_Problem requirements_
Where a line holds "desc", copy it.

— START Provided records —

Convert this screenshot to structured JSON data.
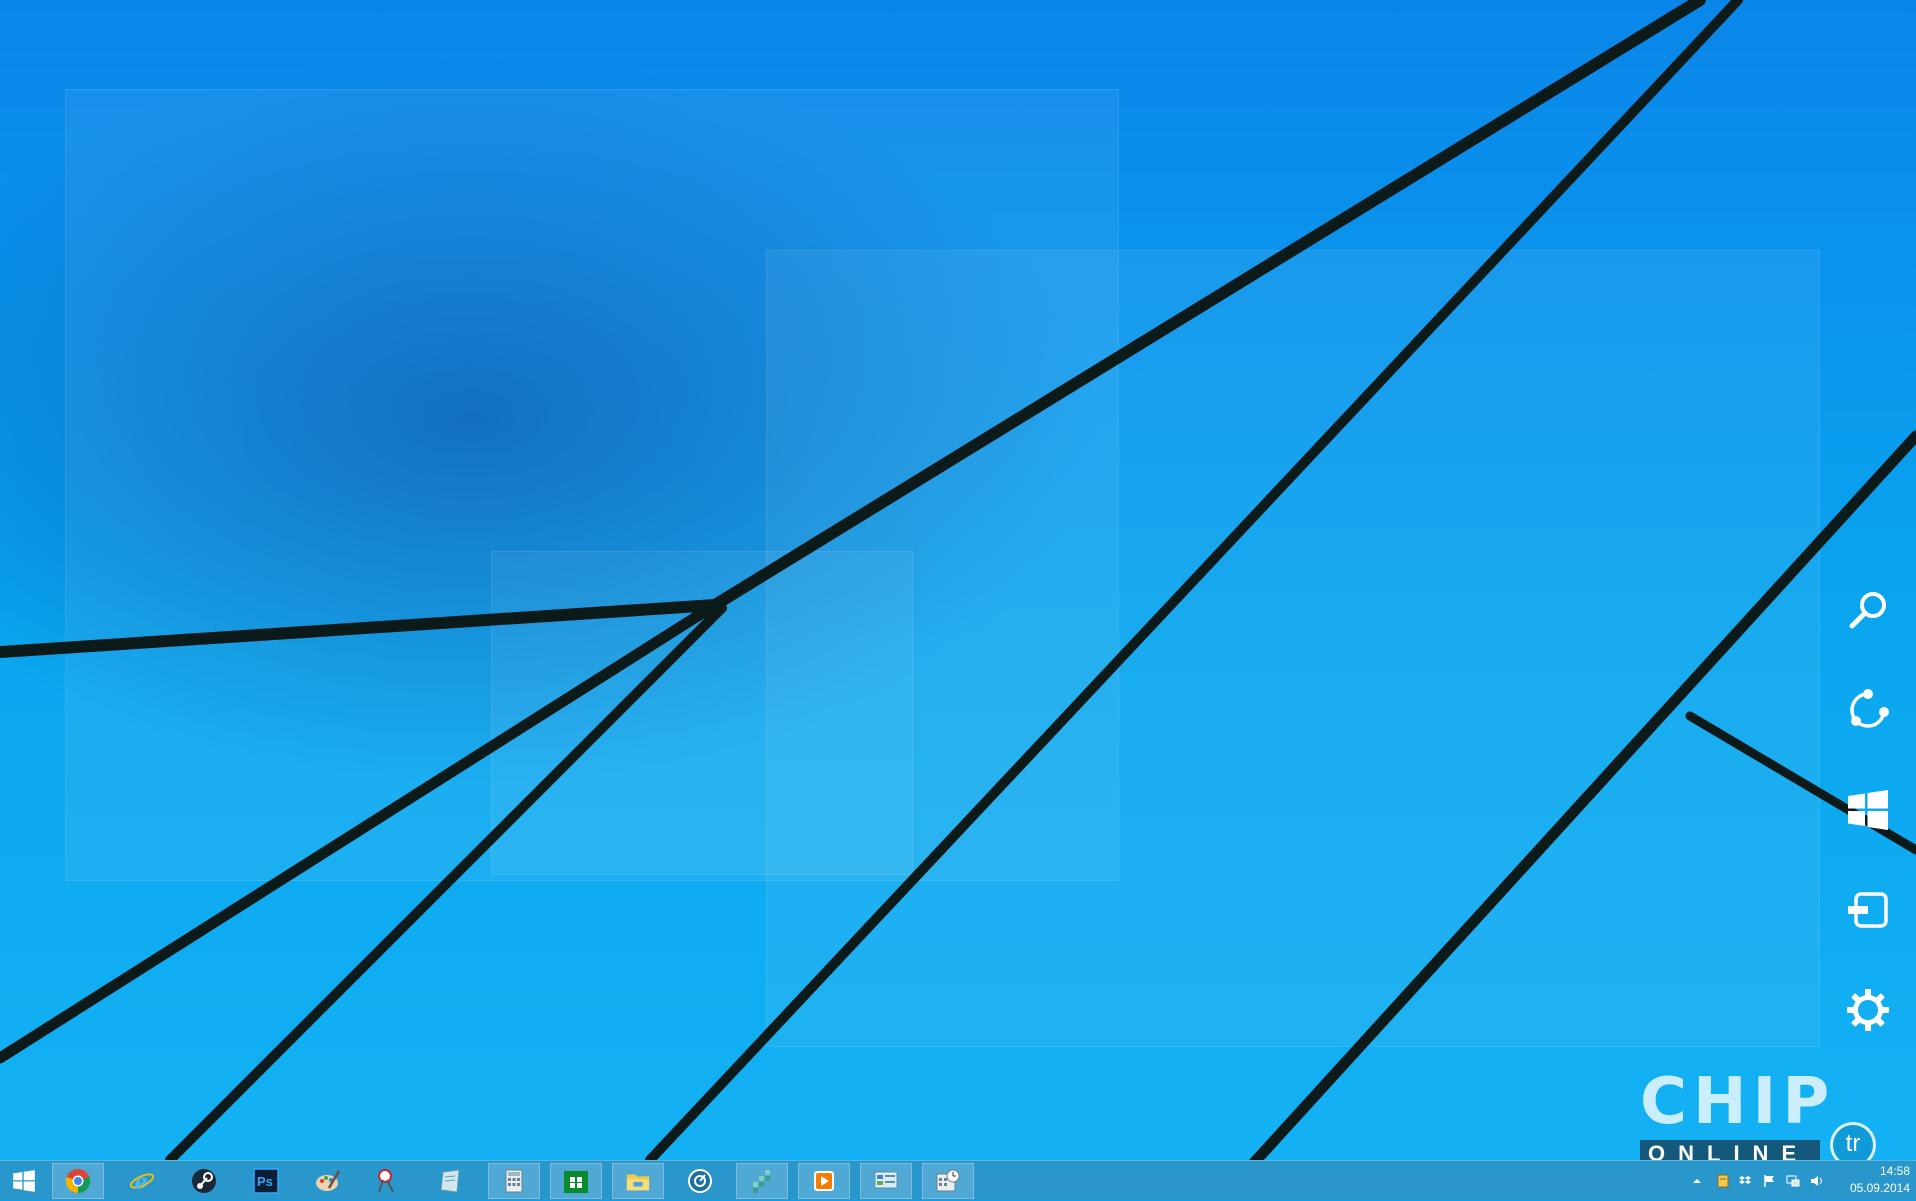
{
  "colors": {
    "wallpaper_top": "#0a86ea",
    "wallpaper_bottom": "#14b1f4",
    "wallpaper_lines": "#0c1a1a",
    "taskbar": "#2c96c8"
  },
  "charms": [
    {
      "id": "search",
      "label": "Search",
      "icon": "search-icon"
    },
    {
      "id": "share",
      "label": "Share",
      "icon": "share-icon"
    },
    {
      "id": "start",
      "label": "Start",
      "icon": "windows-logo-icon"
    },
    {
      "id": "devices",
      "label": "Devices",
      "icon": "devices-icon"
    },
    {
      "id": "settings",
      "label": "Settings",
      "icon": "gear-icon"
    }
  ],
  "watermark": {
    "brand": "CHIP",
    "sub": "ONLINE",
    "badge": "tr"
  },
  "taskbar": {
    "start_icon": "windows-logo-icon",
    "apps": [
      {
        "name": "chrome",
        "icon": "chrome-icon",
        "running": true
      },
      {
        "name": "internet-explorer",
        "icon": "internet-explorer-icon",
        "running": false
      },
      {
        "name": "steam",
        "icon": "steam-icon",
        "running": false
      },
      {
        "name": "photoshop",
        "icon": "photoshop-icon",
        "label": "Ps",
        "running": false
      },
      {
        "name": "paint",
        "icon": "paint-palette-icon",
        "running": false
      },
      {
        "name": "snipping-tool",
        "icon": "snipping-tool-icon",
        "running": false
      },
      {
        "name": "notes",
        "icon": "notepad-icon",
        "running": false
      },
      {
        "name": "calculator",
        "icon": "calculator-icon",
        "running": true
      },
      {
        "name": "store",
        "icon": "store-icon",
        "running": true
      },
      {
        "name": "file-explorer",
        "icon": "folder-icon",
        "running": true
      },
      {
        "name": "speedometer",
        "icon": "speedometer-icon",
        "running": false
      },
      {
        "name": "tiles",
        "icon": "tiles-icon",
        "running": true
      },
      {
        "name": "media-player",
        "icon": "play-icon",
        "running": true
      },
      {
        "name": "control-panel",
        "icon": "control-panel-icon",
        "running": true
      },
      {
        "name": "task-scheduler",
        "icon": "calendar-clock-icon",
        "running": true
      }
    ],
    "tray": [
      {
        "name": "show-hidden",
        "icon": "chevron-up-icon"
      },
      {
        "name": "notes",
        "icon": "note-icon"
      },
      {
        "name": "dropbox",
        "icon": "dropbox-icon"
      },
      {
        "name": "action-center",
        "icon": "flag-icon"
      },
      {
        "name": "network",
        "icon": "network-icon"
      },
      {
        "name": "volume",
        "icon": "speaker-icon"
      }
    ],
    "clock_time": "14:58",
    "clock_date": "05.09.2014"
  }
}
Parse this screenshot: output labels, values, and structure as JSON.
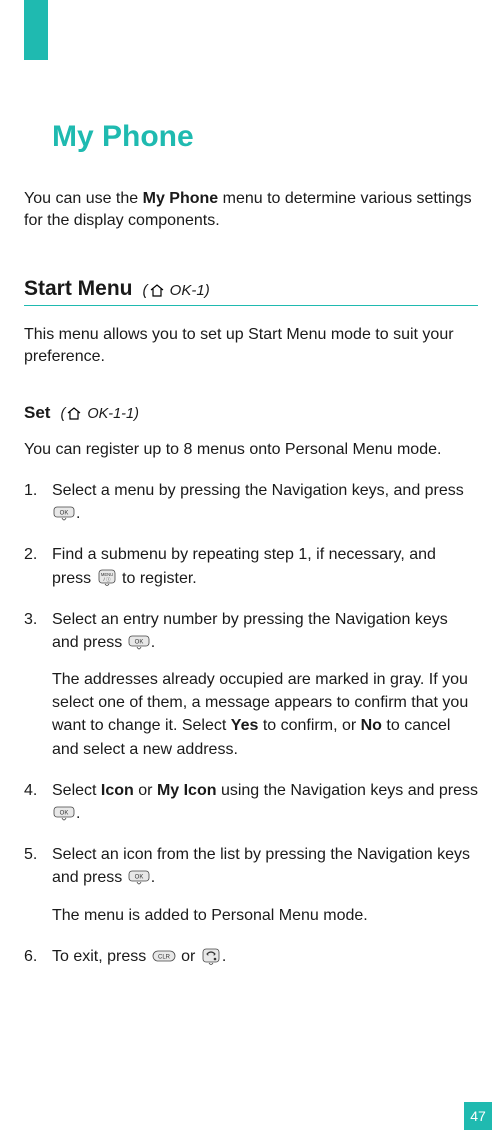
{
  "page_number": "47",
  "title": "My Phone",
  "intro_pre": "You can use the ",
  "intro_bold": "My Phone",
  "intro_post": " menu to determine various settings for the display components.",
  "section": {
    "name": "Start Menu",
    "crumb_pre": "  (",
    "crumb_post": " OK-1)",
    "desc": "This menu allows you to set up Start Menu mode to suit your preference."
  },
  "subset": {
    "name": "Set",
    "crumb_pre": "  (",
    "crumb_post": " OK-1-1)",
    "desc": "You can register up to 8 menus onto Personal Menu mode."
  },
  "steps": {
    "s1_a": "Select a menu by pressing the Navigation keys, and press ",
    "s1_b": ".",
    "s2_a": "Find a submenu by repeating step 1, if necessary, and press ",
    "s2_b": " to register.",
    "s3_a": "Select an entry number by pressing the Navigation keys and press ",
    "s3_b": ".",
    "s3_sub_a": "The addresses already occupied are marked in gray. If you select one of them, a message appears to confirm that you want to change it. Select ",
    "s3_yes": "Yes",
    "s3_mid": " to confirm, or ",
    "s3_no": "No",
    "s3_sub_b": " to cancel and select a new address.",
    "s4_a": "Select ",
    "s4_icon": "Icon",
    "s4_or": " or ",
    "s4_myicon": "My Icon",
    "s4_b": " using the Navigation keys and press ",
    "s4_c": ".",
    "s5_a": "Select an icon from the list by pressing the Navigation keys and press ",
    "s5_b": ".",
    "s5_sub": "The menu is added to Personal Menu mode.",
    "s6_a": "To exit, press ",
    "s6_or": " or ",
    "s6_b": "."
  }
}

— END Provided records —

_Result of this exercise_
    "desc": "This menu allows you to set up Start Menu mode to suit your preference."
    "desc": "You can register up to 8 menus onto Personal Menu mode."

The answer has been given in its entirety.